## WORK REQUIRED
Pull each line containing "error" out of the data and copy it.

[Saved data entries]
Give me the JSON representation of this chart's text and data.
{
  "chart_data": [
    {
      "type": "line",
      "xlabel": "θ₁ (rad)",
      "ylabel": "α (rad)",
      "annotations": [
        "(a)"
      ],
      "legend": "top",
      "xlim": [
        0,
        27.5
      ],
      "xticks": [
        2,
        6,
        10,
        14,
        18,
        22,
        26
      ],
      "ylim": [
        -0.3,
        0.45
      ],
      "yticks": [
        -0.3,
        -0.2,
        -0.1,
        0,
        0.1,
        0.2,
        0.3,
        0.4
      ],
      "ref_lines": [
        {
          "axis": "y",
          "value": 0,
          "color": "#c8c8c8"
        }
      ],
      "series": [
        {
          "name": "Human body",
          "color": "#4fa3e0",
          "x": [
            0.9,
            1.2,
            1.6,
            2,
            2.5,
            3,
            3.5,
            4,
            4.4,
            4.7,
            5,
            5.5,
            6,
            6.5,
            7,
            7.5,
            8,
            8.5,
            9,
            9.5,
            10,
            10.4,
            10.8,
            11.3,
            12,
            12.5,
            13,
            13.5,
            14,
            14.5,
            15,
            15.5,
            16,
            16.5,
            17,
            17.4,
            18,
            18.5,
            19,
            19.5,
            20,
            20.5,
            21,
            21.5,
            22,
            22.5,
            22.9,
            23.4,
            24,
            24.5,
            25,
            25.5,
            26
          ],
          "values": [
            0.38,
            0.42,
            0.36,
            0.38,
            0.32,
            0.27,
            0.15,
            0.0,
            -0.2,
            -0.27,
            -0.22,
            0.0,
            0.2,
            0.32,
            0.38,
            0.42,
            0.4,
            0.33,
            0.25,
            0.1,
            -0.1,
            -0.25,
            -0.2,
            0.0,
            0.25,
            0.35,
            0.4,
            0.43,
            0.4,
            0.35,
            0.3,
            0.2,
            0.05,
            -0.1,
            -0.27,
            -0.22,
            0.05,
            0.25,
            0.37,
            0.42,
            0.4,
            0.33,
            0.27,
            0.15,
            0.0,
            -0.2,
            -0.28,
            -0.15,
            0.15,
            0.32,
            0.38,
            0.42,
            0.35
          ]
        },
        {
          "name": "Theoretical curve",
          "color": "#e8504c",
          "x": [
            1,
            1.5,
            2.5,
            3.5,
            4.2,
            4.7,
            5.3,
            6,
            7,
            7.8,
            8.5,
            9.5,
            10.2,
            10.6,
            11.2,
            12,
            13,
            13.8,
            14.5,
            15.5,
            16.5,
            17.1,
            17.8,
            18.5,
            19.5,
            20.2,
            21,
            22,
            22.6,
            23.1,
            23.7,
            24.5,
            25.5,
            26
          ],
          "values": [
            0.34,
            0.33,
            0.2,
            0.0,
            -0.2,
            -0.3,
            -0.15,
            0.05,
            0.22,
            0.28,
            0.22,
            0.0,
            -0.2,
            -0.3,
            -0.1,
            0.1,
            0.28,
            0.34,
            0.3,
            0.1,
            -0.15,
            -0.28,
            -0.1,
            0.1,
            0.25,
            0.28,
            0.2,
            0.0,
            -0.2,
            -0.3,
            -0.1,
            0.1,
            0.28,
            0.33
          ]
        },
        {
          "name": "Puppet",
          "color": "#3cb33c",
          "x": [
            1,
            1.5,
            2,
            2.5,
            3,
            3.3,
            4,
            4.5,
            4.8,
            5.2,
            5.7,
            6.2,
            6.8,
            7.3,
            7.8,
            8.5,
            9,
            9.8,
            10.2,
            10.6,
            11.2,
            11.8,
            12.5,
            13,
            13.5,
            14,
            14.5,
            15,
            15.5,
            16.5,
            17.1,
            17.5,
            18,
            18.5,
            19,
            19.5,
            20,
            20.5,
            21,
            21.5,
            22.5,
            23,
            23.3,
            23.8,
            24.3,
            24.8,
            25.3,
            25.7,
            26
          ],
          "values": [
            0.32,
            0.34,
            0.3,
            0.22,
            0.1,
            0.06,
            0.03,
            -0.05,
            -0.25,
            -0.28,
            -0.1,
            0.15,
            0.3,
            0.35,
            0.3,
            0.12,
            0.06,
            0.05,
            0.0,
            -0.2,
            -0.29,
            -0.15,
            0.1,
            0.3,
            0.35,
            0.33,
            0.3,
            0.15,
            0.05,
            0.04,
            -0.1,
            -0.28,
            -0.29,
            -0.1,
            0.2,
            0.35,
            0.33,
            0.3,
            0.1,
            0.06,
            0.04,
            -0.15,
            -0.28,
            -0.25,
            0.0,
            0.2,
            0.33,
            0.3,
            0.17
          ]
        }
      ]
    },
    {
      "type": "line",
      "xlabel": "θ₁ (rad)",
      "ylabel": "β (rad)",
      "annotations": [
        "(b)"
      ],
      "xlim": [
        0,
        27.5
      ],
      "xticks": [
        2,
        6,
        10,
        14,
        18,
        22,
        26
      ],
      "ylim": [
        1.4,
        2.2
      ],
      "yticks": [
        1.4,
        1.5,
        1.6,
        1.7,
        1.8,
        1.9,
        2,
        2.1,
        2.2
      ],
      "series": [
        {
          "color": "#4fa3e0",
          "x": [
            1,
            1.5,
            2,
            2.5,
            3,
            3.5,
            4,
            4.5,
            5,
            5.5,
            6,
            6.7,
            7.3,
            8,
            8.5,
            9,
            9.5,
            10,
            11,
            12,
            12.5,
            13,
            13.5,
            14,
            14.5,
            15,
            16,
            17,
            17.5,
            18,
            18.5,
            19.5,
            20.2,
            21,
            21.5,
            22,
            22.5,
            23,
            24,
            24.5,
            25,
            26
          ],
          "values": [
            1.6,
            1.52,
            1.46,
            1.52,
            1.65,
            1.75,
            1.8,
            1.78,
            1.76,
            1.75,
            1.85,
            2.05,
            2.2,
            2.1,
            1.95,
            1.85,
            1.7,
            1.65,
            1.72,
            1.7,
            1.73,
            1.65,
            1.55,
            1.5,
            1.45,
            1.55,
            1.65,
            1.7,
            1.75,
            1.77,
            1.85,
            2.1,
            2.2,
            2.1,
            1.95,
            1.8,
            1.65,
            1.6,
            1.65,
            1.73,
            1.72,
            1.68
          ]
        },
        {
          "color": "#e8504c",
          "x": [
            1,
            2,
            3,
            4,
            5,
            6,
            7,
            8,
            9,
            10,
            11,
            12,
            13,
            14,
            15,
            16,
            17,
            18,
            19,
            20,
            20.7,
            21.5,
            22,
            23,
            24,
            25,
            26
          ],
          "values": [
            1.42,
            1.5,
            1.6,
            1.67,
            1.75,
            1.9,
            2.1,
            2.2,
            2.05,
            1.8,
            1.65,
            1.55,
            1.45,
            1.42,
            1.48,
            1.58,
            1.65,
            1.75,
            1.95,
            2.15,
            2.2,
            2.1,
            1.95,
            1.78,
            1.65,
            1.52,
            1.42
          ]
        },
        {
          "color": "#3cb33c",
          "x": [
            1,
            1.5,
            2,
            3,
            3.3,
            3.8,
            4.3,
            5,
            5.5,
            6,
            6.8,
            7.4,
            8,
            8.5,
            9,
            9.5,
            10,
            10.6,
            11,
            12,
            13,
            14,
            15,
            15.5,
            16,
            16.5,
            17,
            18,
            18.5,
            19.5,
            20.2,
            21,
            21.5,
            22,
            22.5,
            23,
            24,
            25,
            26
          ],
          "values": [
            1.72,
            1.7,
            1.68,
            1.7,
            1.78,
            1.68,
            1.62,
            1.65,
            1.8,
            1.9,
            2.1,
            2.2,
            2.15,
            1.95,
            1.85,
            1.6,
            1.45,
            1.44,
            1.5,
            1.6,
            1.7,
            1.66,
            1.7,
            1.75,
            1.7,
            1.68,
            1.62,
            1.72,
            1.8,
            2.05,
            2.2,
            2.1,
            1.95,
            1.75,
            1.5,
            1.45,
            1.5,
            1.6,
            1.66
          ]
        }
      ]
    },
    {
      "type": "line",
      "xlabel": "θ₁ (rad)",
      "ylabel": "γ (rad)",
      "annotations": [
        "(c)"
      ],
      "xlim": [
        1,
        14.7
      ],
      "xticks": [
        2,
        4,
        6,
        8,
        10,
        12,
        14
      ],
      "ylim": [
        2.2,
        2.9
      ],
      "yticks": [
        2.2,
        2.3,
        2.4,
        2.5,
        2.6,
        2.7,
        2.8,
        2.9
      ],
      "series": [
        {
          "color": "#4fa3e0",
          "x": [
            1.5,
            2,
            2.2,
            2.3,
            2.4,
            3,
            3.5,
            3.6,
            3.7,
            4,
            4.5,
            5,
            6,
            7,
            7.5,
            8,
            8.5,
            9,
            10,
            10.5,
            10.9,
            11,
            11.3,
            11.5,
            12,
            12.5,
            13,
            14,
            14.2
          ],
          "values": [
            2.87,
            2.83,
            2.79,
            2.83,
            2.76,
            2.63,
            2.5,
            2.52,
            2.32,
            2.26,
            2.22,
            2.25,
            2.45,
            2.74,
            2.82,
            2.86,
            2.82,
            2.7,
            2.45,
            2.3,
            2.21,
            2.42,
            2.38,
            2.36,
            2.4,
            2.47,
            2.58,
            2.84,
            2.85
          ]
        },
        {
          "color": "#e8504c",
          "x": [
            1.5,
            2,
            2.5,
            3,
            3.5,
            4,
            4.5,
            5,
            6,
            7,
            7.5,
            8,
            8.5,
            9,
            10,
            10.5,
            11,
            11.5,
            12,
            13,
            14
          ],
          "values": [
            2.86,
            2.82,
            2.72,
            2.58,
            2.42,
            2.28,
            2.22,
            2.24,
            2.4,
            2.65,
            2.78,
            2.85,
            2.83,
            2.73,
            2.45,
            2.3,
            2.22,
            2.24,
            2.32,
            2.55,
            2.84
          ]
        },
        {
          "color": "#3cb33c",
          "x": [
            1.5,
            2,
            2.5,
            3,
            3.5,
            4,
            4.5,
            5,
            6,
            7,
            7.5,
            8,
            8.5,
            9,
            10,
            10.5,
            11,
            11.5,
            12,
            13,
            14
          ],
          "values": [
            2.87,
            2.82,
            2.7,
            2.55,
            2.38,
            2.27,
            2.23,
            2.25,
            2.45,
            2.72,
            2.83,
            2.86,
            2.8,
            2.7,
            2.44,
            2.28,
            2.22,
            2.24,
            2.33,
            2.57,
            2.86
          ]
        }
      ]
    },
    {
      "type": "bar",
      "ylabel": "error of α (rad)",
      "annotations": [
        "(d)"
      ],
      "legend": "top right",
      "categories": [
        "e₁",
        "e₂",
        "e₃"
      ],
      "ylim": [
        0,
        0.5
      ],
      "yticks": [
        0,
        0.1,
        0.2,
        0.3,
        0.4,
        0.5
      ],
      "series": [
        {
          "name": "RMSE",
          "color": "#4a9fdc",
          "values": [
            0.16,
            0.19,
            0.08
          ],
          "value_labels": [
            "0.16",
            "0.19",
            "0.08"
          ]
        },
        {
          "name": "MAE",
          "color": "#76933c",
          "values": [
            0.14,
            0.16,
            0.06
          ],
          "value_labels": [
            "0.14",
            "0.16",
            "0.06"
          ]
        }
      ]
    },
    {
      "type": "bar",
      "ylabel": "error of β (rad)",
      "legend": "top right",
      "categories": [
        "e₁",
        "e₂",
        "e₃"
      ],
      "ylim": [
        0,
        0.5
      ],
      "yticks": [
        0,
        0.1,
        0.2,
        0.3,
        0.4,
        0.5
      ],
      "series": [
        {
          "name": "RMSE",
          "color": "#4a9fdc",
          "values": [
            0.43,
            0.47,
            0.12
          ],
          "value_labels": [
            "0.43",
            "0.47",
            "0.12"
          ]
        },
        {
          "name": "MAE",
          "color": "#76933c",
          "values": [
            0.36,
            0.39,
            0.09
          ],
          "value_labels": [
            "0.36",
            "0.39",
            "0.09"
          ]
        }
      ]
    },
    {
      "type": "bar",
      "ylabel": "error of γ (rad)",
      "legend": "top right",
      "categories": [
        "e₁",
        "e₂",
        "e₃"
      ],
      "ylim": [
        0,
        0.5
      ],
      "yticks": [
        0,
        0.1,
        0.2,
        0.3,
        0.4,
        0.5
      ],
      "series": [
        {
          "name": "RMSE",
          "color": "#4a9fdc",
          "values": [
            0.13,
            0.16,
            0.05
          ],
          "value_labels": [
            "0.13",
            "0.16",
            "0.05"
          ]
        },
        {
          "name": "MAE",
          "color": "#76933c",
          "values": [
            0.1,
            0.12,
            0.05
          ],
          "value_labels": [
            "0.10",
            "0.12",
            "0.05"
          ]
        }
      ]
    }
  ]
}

## TASK SOLUTION
      "ylabel": "error of α (rad)",
      "ylabel": "error of β (rad)",
      "ylabel": "error of γ (rad)",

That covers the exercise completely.